Source records

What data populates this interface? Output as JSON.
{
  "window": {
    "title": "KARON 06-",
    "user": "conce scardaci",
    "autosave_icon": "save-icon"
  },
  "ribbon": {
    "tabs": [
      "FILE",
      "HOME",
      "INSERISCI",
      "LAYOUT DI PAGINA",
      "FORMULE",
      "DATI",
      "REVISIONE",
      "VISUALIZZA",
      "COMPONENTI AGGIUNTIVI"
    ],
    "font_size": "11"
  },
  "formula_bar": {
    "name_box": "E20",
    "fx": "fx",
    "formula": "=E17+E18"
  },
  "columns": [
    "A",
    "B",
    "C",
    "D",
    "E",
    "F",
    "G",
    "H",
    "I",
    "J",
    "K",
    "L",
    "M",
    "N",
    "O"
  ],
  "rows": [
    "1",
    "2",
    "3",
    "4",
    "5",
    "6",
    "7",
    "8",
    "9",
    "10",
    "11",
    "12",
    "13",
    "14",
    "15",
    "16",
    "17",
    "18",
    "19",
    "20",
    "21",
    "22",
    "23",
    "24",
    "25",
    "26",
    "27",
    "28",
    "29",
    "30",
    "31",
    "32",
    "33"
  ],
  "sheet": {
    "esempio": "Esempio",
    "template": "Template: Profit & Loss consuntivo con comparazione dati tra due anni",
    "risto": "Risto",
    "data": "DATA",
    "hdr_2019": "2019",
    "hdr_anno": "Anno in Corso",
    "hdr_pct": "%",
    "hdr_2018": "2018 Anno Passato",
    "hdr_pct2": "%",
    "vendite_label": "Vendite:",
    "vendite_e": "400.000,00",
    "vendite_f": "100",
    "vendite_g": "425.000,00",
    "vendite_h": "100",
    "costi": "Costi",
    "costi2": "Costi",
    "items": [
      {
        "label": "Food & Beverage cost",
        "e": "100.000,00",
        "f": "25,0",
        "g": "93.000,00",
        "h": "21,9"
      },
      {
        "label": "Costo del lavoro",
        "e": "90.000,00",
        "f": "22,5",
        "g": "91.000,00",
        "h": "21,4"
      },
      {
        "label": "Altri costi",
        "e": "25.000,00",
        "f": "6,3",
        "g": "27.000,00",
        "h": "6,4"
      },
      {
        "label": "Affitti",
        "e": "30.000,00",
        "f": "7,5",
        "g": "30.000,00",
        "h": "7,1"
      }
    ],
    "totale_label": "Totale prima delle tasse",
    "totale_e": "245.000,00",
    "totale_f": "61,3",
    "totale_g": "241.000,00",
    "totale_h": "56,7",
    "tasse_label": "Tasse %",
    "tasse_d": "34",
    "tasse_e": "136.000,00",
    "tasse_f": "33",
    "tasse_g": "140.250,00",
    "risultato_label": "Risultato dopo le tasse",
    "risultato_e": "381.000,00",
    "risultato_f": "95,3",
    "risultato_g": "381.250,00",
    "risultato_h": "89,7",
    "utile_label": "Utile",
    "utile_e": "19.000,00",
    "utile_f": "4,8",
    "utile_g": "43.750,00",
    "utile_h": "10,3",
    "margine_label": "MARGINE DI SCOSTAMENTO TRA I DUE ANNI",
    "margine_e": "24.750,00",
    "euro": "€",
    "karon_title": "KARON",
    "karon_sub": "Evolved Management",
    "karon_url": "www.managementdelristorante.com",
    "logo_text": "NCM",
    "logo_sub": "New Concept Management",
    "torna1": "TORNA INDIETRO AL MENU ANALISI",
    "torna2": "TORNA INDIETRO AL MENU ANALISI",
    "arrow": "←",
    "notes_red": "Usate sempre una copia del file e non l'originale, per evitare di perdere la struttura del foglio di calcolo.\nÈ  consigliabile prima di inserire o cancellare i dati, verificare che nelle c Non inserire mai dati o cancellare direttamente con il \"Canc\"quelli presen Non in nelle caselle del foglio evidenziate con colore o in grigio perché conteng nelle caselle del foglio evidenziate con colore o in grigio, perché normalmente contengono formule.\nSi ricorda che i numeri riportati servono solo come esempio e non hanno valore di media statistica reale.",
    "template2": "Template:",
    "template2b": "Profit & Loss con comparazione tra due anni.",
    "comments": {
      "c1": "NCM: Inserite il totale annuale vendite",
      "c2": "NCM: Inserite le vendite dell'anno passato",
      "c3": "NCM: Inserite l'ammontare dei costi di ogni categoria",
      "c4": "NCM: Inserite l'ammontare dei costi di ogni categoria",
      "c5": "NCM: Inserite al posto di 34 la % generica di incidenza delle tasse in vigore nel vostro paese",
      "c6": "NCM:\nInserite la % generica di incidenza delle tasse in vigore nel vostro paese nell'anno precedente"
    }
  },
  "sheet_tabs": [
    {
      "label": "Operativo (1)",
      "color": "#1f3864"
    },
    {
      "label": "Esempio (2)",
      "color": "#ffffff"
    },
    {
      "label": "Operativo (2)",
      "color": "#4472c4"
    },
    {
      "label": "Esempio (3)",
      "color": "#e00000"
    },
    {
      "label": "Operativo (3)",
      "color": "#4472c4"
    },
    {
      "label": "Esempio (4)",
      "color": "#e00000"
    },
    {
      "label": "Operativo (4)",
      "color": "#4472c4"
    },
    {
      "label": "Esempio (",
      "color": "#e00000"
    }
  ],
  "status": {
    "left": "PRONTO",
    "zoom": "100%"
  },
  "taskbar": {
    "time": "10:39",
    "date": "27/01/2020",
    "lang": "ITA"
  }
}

### Problem
Reproduce the data in full, exactly as presented.

### Full output
What data populates this interface? Output as JSON.
{
  "window": {
    "title": "KARON 06-",
    "user": "conce scardaci",
    "autosave_icon": "save-icon"
  },
  "ribbon": {
    "tabs": [
      "FILE",
      "HOME",
      "INSERISCI",
      "LAYOUT DI PAGINA",
      "FORMULE",
      "DATI",
      "REVISIONE",
      "VISUALIZZA",
      "COMPONENTI AGGIUNTIVI"
    ],
    "font_size": "11"
  },
  "formula_bar": {
    "name_box": "E20",
    "fx": "fx",
    "formula": "=E17+E18"
  },
  "columns": [
    "A",
    "B",
    "C",
    "D",
    "E",
    "F",
    "G",
    "H",
    "I",
    "J",
    "K",
    "L",
    "M",
    "N",
    "O"
  ],
  "rows": [
    "1",
    "2",
    "3",
    "4",
    "5",
    "6",
    "7",
    "8",
    "9",
    "10",
    "11",
    "12",
    "13",
    "14",
    "15",
    "16",
    "17",
    "18",
    "19",
    "20",
    "21",
    "22",
    "23",
    "24",
    "25",
    "26",
    "27",
    "28",
    "29",
    "30",
    "31",
    "32",
    "33"
  ],
  "sheet": {
    "esempio": "Esempio",
    "template": "Template: Profit & Loss consuntivo con comparazione dati tra due anni",
    "risto": "Risto",
    "data": "DATA",
    "hdr_2019": "2019",
    "hdr_anno": "Anno in Corso",
    "hdr_pct": "%",
    "hdr_2018": "2018 Anno Passato",
    "hdr_pct2": "%",
    "vendite_label": "Vendite:",
    "vendite_e": "400.000,00",
    "vendite_f": "100",
    "vendite_g": "425.000,00",
    "vendite_h": "100",
    "costi": "Costi",
    "costi2": "Costi",
    "items": [
      {
        "label": "Food & Beverage cost",
        "e": "100.000,00",
        "f": "25,0",
        "g": "93.000,00",
        "h": "21,9"
      },
      {
        "label": "Costo del lavoro",
        "e": "90.000,00",
        "f": "22,5",
        "g": "91.000,00",
        "h": "21,4"
      },
      {
        "label": "Altri costi",
        "e": "25.000,00",
        "f": "6,3",
        "g": "27.000,00",
        "h": "6,4"
      },
      {
        "label": "Affitti",
        "e": "30.000,00",
        "f": "7,5",
        "g": "30.000,00",
        "h": "7,1"
      }
    ],
    "totale_label": "Totale prima delle tasse",
    "totale_e": "245.000,00",
    "totale_f": "61,3",
    "totale_g": "241.000,00",
    "totale_h": "56,7",
    "tasse_label": "Tasse %",
    "tasse_d": "34",
    "tasse_e": "136.000,00",
    "tasse_f": "33",
    "tasse_g": "140.250,00",
    "risultato_label": "Risultato dopo le tasse",
    "risultato_e": "381.000,00",
    "risultato_f": "95,3",
    "risultato_g": "381.250,00",
    "risultato_h": "89,7",
    "utile_label": "Utile",
    "utile_e": "19.000,00",
    "utile_f": "4,8",
    "utile_g": "43.750,00",
    "utile_h": "10,3",
    "margine_label": "MARGINE DI SCOSTAMENTO TRA I DUE ANNI",
    "margine_e": "24.750,00",
    "euro": "€",
    "karon_title": "KARON",
    "karon_sub": "Evolved Management",
    "karon_url": "www.managementdelristorante.com",
    "logo_text": "NCM",
    "logo_sub": "New Concept Management",
    "torna1": "TORNA INDIETRO AL MENU ANALISI",
    "torna2": "TORNA INDIETRO AL MENU ANALISI",
    "arrow": "←",
    "notes_red": "Usate sempre una copia del file e non l'originale, per evitare di perdere la struttura del foglio di calcolo.\nÈ  consigliabile prima di inserire o cancellare i dati, verificare che nelle c Non inserire mai dati o cancellare direttamente con il \"Canc\"quelli presen Non in nelle caselle del foglio evidenziate con colore o in grigio perché conteng nelle caselle del foglio evidenziate con colore o in grigio, perché normalmente contengono formule.\nSi ricorda che i numeri riportati servono solo come esempio e non hanno valore di media statistica reale.",
    "template2": "Template:",
    "template2b": "Profit & Loss con comparazione tra due anni.",
    "comments": {
      "c1": "NCM: Inserite il totale annuale vendite",
      "c2": "NCM: Inserite le vendite dell'anno passato",
      "c3": "NCM: Inserite l'ammontare dei costi di ogni categoria",
      "c4": "NCM: Inserite l'ammontare dei costi di ogni categoria",
      "c5": "NCM: Inserite al posto di 34 la % generica di incidenza delle tasse in vigore nel vostro paese",
      "c6": "NCM:\nInserite la % generica di incidenza delle tasse in vigore nel vostro paese nell'anno precedente"
    }
  },
  "sheet_tabs": [
    {
      "label": "Operativo (1)",
      "color": "#1f3864"
    },
    {
      "label": "Esempio (2)",
      "color": "#ffffff"
    },
    {
      "label": "Operativo (2)",
      "color": "#4472c4"
    },
    {
      "label": "Esempio (3)",
      "color": "#e00000"
    },
    {
      "label": "Operativo (3)",
      "color": "#4472c4"
    },
    {
      "label": "Esempio (4)",
      "color": "#e00000"
    },
    {
      "label": "Operativo (4)",
      "color": "#4472c4"
    },
    {
      "label": "Esempio (",
      "color": "#e00000"
    }
  ],
  "status": {
    "left": "PRONTO",
    "zoom": "100%"
  },
  "taskbar": {
    "time": "10:39",
    "date": "27/01/2020",
    "lang": "ITA"
  }
}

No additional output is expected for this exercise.